Extracts from a graphics dataset
§ §

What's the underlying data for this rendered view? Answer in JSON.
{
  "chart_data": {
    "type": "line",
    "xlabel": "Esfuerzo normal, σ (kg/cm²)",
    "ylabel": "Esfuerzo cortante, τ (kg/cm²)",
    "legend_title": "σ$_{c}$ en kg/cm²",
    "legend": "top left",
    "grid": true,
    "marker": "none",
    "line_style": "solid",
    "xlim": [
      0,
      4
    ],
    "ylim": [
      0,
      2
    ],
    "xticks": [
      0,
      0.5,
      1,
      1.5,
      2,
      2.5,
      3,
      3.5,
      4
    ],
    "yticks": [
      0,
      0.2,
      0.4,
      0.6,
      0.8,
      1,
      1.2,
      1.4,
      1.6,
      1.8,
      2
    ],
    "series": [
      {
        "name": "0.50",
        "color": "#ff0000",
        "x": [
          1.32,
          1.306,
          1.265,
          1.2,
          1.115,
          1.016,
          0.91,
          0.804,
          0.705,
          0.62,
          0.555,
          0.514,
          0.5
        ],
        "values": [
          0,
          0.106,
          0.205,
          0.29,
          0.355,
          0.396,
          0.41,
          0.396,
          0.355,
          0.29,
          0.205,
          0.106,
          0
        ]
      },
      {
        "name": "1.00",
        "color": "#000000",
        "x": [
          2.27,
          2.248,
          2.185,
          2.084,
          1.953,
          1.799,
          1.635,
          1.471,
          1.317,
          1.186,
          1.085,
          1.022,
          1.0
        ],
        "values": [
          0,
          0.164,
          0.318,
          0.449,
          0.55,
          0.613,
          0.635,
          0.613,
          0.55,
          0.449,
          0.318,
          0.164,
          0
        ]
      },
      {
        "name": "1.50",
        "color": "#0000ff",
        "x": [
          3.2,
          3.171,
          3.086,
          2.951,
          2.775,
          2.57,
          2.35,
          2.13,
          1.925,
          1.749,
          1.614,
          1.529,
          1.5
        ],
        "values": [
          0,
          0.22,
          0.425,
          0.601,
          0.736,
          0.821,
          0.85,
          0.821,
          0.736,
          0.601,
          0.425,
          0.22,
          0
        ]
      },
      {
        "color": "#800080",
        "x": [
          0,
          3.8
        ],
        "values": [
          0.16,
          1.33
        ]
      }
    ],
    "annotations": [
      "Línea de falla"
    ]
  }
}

§ §

* Your objective:
Copy all lines from the listing that contain "color".

* Expected answer:
        "color": "#ff0000",
        "color": "#000000",
        "color": "#0000ff",
        "color": "#800080",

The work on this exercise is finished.